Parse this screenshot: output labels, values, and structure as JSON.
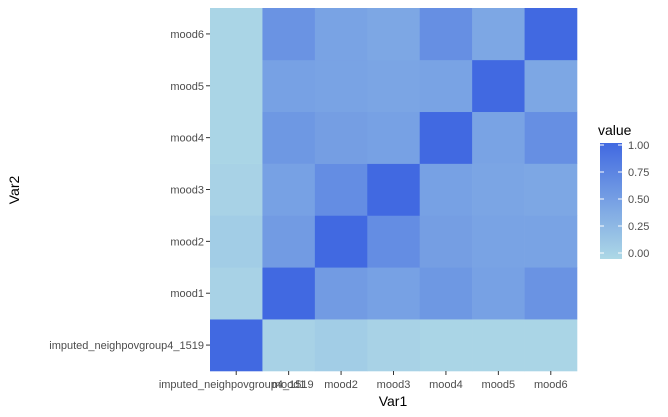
{
  "chart_data": {
    "type": "heatmap",
    "x_categories": [
      "imputed_neighpovgroup4_1519",
      "mood1",
      "mood2",
      "mood3",
      "mood4",
      "mood5",
      "mood6"
    ],
    "y_categories": [
      "imputed_neighpovgroup4_1519",
      "mood1",
      "mood2",
      "mood3",
      "mood4",
      "mood5",
      "mood6"
    ],
    "values": [
      [
        1.0,
        0.05,
        0.1,
        0.05,
        0.03,
        0.03,
        0.03
      ],
      [
        0.05,
        1.0,
        0.55,
        0.5,
        0.58,
        0.5,
        0.62
      ],
      [
        0.1,
        0.55,
        1.0,
        0.68,
        0.52,
        0.48,
        0.48
      ],
      [
        0.05,
        0.5,
        0.68,
        1.0,
        0.5,
        0.46,
        0.44
      ],
      [
        0.03,
        0.58,
        0.52,
        0.5,
        1.0,
        0.48,
        0.66
      ],
      [
        0.03,
        0.5,
        0.48,
        0.46,
        0.48,
        1.0,
        0.44
      ],
      [
        0.03,
        0.62,
        0.48,
        0.44,
        0.66,
        0.44,
        1.0
      ]
    ],
    "xlabel": "Var1",
    "ylabel": "Var2",
    "legend": {
      "title": "value",
      "ticks": [
        1.0,
        0.75,
        0.5,
        0.25,
        0.0
      ],
      "tick_labels": [
        "1.00",
        "0.75",
        "0.50",
        "0.25",
        "0.00"
      ],
      "position": "right"
    },
    "color_low": "#add8e6",
    "color_high": "#4169e1",
    "panel_background": "#ebebeb",
    "grid": true
  }
}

-------------------------

■ **TASK**:
The records above should be reproduced exactly, with no pictures included.

■ **FINISHED EXERCISE**:
Parse this screenshot: output labels, values, and structure as JSON.
{
  "chart_data": {
    "type": "heatmap",
    "x_categories": [
      "imputed_neighpovgroup4_1519",
      "mood1",
      "mood2",
      "mood3",
      "mood4",
      "mood5",
      "mood6"
    ],
    "y_categories": [
      "imputed_neighpovgroup4_1519",
      "mood1",
      "mood2",
      "mood3",
      "mood4",
      "mood5",
      "mood6"
    ],
    "values": [
      [
        1.0,
        0.05,
        0.1,
        0.05,
        0.03,
        0.03,
        0.03
      ],
      [
        0.05,
        1.0,
        0.55,
        0.5,
        0.58,
        0.5,
        0.62
      ],
      [
        0.1,
        0.55,
        1.0,
        0.68,
        0.52,
        0.48,
        0.48
      ],
      [
        0.05,
        0.5,
        0.68,
        1.0,
        0.5,
        0.46,
        0.44
      ],
      [
        0.03,
        0.58,
        0.52,
        0.5,
        1.0,
        0.48,
        0.66
      ],
      [
        0.03,
        0.5,
        0.48,
        0.46,
        0.48,
        1.0,
        0.44
      ],
      [
        0.03,
        0.62,
        0.48,
        0.44,
        0.66,
        0.44,
        1.0
      ]
    ],
    "xlabel": "Var1",
    "ylabel": "Var2",
    "legend": {
      "title": "value",
      "ticks": [
        1.0,
        0.75,
        0.5,
        0.25,
        0.0
      ],
      "tick_labels": [
        "1.00",
        "0.75",
        "0.50",
        "0.25",
        "0.00"
      ],
      "position": "right"
    },
    "color_low": "#add8e6",
    "color_high": "#4169e1",
    "panel_background": "#ebebeb",
    "grid": true
  }
}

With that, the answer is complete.